* [Exercise instructions]: Below is a set of records; restate each one word for word.

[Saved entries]
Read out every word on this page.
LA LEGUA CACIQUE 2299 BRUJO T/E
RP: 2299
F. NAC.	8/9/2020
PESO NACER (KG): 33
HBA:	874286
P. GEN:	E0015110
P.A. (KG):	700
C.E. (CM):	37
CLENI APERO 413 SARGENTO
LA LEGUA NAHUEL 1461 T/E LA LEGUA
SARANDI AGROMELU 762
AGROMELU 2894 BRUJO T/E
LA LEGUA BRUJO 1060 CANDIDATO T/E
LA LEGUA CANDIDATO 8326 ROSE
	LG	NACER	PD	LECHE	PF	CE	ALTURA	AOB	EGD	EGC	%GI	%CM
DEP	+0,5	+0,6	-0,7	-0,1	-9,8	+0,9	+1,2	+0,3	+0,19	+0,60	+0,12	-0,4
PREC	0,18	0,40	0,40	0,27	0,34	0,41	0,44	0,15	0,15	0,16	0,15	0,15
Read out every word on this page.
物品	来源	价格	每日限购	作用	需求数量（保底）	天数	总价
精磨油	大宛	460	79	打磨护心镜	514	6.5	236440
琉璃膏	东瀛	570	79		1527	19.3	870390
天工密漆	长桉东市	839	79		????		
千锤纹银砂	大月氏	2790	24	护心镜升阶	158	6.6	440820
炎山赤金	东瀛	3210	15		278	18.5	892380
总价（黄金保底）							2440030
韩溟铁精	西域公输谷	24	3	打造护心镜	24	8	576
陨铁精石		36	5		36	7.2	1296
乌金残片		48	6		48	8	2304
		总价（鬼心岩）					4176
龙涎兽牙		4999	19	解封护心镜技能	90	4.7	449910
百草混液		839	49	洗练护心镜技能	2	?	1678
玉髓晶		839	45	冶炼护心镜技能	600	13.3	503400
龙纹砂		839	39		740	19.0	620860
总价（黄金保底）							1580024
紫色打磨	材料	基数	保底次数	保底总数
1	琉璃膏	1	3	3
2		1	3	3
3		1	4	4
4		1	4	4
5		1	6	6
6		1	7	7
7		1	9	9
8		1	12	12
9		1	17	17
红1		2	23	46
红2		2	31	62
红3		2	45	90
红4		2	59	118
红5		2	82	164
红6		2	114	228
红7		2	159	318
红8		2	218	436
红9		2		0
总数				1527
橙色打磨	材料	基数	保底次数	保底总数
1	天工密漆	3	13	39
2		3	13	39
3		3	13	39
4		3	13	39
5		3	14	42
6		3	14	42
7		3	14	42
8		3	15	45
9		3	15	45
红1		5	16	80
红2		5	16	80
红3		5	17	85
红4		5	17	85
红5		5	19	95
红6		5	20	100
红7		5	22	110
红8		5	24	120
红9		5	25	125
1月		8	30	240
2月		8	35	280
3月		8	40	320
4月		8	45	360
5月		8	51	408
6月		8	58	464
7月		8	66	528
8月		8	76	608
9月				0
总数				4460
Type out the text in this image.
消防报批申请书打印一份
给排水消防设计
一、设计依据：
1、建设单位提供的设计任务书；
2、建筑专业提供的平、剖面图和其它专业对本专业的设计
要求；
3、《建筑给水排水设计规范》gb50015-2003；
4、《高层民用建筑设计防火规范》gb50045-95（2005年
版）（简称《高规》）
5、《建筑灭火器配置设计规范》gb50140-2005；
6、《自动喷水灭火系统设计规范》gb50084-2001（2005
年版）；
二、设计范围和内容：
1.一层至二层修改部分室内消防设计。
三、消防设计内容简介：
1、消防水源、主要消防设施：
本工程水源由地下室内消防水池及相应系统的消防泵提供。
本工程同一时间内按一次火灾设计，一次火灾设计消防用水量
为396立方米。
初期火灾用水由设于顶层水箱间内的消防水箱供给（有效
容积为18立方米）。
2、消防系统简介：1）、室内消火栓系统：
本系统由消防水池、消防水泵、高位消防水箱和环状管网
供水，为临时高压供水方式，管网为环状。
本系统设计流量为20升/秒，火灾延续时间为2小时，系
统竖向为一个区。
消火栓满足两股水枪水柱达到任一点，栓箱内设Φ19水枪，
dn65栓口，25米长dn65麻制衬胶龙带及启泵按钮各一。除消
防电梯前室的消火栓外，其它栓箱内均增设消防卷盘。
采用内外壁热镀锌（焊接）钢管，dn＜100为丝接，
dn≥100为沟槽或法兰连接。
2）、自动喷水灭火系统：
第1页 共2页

* [Written reply]:
Read out every word on this page.
LA LEGUA CACIQUE 2299 BRUJO T/E
RP: 2299
F. NAC.	8/9/2020
PESO NACER (KG): 33
HBA:	874286
P. GEN:	E0015110
P.A. (KG):	700
C.E. (CM):	37
CLENI APERO 413 SARGENTO
LA LEGUA NAHUEL 1461 T/E LA LEGUA
SARANDI AGROMELU 762
AGROMELU 2894 BRUJO T/E
LA LEGUA BRUJO 1060 CANDIDATO T/E
LA LEGUA CANDIDATO 8326 ROSE
	LG	NACER	PD	LECHE	PF	CE	ALTURA	AOB	EGD	EGC	%GI	%CM
DEP	+0,5	+0,6	-0,7	-0,1	-9,8	+0,9	+1,2	+0,3	+0,19	+0,60	+0,12	-0,4
PREC	0,18	0,40	0,40	0,27	0,34	0,41	0,44	0,15	0,15	0,16	0,15	0,15
Read out every word on this page.
物品	来源	价格	每日限购	作用	需求数量（保底）	天数	总价
精磨油	大宛	460	79	打磨护心镜	514	6.5	236440
琉璃膏	东瀛	570	79		1527	19.3	870390
天工密漆	长桉东市	839	79		????		
千锤纹银砂	大月氏	2790	24	护心镜升阶	158	6.6	440820
炎山赤金	东瀛	3210	15		278	18.5	892380
总价（黄金保底）							2440030
韩溟铁精	西域公输谷	24	3	打造护心镜	24	8	576
陨铁精石		36	5		36	7.2	1296
乌金残片		48	6		48	8	2304
		总价（鬼心岩）					4176
龙涎兽牙		4999	19	解封护心镜技能	90	4.7	449910
百草混液		839	49	洗练护心镜技能	2	?	1678
玉髓晶		839	45	冶炼护心镜技能	600	13.3	503400
龙纹砂		839	39		740	19.0	620860
总价（黄金保底）							1580024
紫色打磨	材料	基数	保底次数	保底总数
1	琉璃膏	1	3	3
2		1	3	3
3		1	4	4
4		1	4	4
5		1	6	6
6		1	7	7
7		1	9	9
8		1	12	12
9		1	17	17
红1		2	23	46
红2		2	31	62
红3		2	45	90
红4		2	59	118
红5		2	82	164
红6		2	114	228
红7		2	159	318
红8		2	218	436
红9		2		0
总数				1527
橙色打磨	材料	基数	保底次数	保底总数
1	天工密漆	3	13	39
2		3	13	39
3		3	13	39
4		3	13	39
5		3	14	42
6		3	14	42
7		3	14	42
8		3	15	45
9		3	15	45
红1		5	16	80
红2		5	16	80
红3		5	17	85
红4		5	17	85
红5		5	19	95
红6		5	20	100
红7		5	22	110
红8		5	24	120
红9		5	25	125
1月		8	30	240
2月		8	35	280
3月		8	40	320
4月		8	45	360
5月		8	51	408
6月		8	58	464
7月		8	66	528
8月		8	76	608
9月				0
总数				4460
Type out the text in this image.
消防报批申请书打印一份
给排水消防设计
一、设计依据：
1、建设单位提供的设计任务书；
2、建筑专业提供的平、剖面图和其它专业对本专业的设计
要求；
3、《建筑给水排水设计规范》gb50015-2003；
4、《高层民用建筑设计防火规范》gb50045-95（2005年
版）（简称《高规》）
5、《建筑灭火器配置设计规范》gb50140-2005；
6、《自动喷水灭火系统设计规范》gb50084-2001（2005
年版）；
二、设计范围和内容：
1.一层至二层修改部分室内消防设计。
三、消防设计内容简介：
1、消防水源、主要消防设施：
本工程水源由地下室内消防水池及相应系统的消防泵提供。
本工程同一时间内按一次火灾设计，一次火灾设计消防用水量
为396立方米。
初期火灾用水由设于顶层水箱间内的消防水箱供给（有效
容积为18立方米）。
2、消防系统简介：1）、室内消火栓系统：
本系统由消防水池、消防水泵、高位消防水箱和环状管网
供水，为临时高压供水方式，管网为环状。
本系统设计流量为20升/秒，火灾延续时间为2小时，系
统竖向为一个区。
消火栓满足两股水枪水柱达到任一点，栓箱内设Φ19水枪，
dn65栓口，25米长dn65麻制衬胶龙带及启泵按钮各一。除消
防电梯前室的消火栓外，其它栓箱内均增设消防卷盘。
采用内外壁热镀锌（焊接）钢管，dn＜100为丝接，
dn≥100为沟槽或法兰连接。
2）、自动喷水灭火系统：
第1页 共2页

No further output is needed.